### DIRECTIONS
Out of the lines below, please list those that hold the string "temperature".

### EXCERPTED DATA
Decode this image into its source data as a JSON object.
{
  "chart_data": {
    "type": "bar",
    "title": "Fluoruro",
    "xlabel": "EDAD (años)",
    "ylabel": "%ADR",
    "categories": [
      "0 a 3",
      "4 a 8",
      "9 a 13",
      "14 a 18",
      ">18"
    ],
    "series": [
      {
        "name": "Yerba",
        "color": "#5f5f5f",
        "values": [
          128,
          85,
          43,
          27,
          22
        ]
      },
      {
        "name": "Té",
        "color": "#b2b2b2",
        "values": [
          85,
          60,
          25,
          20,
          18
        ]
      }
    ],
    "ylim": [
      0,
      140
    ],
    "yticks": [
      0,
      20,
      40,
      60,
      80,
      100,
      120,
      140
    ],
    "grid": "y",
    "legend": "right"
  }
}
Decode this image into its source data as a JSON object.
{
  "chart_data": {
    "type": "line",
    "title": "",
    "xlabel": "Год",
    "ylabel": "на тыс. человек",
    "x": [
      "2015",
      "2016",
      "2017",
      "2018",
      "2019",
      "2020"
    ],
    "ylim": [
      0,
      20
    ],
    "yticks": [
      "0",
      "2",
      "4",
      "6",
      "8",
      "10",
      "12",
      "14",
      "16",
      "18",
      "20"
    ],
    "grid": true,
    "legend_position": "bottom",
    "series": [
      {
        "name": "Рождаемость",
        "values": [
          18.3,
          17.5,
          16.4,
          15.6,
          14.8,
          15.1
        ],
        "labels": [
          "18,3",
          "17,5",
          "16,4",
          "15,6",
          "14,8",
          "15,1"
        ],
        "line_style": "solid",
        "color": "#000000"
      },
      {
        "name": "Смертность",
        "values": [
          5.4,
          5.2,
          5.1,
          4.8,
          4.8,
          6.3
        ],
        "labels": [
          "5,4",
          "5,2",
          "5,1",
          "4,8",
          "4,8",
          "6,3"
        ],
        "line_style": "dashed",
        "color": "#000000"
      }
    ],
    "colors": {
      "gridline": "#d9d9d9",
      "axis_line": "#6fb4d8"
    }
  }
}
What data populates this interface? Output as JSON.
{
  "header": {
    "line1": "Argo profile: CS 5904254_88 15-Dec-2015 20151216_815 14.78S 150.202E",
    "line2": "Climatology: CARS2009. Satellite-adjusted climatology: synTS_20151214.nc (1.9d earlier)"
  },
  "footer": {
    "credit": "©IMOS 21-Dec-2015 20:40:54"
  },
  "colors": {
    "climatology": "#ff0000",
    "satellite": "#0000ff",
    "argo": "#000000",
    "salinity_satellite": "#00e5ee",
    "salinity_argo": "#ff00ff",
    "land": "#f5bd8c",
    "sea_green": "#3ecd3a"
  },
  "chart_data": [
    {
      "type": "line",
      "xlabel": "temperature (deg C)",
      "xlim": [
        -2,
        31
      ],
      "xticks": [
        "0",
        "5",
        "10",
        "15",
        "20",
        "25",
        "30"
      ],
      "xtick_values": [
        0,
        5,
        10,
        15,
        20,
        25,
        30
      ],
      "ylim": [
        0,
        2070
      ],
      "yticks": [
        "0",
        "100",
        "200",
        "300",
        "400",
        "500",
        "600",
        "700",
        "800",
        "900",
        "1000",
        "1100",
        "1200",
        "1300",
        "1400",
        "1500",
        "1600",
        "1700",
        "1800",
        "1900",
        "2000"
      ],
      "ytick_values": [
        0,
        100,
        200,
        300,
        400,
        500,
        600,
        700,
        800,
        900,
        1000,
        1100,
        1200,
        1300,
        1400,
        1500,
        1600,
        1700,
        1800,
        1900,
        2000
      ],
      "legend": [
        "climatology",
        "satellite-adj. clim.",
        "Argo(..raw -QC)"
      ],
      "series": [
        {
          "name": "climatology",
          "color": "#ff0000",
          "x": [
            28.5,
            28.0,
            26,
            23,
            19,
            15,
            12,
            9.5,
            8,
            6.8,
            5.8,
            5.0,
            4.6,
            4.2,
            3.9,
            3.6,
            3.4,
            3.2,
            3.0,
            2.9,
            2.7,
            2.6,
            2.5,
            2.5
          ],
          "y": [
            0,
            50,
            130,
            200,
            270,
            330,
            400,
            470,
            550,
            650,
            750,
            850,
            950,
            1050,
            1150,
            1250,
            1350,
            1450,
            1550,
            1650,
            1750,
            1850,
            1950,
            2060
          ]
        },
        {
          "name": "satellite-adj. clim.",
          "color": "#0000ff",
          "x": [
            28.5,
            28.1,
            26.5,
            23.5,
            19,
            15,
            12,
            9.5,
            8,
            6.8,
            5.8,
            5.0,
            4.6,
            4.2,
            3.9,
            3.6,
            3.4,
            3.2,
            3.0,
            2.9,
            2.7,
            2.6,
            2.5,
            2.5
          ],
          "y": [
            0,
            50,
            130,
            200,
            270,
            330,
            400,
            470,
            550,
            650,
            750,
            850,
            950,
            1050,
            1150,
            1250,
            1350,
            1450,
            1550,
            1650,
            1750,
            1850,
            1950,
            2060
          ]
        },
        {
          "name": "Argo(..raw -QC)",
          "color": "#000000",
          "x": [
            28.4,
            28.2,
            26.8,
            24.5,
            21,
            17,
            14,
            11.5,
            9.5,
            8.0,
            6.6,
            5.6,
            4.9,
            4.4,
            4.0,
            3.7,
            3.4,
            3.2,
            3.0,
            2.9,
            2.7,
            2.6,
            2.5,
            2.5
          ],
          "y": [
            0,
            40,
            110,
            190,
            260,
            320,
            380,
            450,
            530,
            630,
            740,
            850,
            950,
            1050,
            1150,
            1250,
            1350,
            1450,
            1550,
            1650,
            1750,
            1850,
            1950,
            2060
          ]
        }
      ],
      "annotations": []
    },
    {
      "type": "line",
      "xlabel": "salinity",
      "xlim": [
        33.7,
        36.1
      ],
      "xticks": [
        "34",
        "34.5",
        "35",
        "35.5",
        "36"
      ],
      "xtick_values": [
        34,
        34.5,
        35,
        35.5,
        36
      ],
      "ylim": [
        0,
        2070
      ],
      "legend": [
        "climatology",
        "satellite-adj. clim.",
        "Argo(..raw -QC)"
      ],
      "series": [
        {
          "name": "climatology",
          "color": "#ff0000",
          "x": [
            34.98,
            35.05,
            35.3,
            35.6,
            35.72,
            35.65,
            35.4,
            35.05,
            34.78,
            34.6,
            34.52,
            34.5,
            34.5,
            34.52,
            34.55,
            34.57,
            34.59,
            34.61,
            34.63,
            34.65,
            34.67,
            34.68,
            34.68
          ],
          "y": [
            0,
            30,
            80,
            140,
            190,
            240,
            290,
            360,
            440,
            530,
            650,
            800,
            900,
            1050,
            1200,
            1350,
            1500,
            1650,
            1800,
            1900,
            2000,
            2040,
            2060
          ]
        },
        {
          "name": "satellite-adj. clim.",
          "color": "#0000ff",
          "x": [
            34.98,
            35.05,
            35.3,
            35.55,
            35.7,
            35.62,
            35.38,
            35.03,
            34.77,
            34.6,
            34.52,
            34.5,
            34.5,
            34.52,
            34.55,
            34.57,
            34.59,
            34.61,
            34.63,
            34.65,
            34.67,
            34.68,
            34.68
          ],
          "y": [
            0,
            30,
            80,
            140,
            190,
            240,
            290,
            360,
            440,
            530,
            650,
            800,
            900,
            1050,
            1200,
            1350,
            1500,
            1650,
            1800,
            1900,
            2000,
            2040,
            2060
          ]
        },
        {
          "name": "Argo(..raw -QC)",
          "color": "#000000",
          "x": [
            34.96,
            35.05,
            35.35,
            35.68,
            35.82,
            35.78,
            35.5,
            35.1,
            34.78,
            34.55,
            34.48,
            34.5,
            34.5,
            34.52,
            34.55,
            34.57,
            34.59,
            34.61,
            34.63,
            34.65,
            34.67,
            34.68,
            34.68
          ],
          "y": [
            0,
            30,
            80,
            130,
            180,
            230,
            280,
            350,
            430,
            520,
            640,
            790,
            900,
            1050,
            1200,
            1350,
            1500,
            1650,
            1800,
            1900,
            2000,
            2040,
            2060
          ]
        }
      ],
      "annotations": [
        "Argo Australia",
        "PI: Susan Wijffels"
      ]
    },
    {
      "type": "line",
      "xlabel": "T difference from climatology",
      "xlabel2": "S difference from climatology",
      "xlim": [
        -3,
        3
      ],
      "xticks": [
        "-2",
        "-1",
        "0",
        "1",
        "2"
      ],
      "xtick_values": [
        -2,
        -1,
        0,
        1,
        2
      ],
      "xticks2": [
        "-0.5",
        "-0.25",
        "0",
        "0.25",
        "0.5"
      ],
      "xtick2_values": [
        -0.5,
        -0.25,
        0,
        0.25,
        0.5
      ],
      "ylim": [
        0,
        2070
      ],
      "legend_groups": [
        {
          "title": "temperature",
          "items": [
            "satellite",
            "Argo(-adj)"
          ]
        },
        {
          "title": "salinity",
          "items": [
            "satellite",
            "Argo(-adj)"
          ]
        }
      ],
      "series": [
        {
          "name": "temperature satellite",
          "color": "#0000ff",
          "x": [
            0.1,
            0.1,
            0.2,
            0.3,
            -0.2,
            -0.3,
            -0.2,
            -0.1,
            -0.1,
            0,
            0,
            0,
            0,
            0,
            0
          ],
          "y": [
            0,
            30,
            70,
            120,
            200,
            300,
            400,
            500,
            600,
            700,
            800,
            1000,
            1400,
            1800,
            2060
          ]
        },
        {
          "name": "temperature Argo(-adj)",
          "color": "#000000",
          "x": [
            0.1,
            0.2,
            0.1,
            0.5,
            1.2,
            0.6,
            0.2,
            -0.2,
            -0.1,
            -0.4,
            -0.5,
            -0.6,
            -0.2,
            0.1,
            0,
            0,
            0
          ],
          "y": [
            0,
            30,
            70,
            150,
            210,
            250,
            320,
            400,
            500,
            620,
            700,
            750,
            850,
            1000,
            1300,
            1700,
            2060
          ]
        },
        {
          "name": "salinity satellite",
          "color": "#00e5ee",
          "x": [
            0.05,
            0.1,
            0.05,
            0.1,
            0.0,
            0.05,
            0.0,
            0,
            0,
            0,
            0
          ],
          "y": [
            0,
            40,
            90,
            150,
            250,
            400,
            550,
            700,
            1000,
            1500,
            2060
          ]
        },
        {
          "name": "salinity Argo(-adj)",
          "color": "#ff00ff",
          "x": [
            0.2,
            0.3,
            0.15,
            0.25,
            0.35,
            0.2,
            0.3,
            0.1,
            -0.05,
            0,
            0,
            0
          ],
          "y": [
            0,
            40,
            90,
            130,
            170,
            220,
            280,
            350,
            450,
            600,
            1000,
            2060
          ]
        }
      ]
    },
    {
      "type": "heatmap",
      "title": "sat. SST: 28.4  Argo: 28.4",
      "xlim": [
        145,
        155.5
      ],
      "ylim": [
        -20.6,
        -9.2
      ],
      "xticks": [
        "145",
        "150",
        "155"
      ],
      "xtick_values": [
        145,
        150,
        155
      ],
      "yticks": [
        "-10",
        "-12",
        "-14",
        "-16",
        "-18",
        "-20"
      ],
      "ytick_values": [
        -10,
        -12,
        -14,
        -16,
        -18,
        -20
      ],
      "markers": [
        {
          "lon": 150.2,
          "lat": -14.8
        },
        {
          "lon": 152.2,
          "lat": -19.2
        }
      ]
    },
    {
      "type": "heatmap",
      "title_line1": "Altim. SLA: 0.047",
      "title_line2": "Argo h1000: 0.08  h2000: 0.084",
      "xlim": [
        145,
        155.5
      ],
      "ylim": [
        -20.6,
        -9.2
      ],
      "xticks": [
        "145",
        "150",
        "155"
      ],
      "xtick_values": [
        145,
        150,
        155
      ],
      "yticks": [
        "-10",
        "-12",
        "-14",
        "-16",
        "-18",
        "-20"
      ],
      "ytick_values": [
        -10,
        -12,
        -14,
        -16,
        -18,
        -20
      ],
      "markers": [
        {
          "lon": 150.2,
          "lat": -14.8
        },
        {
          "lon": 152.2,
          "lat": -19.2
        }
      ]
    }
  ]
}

### SOLUTION FOR THIS PROBLEM
      "xlabel": "temperature (deg C)",
          "title": "temperature",
          "name": "temperature satellite",
          "name": "temperature Argo(-adj)",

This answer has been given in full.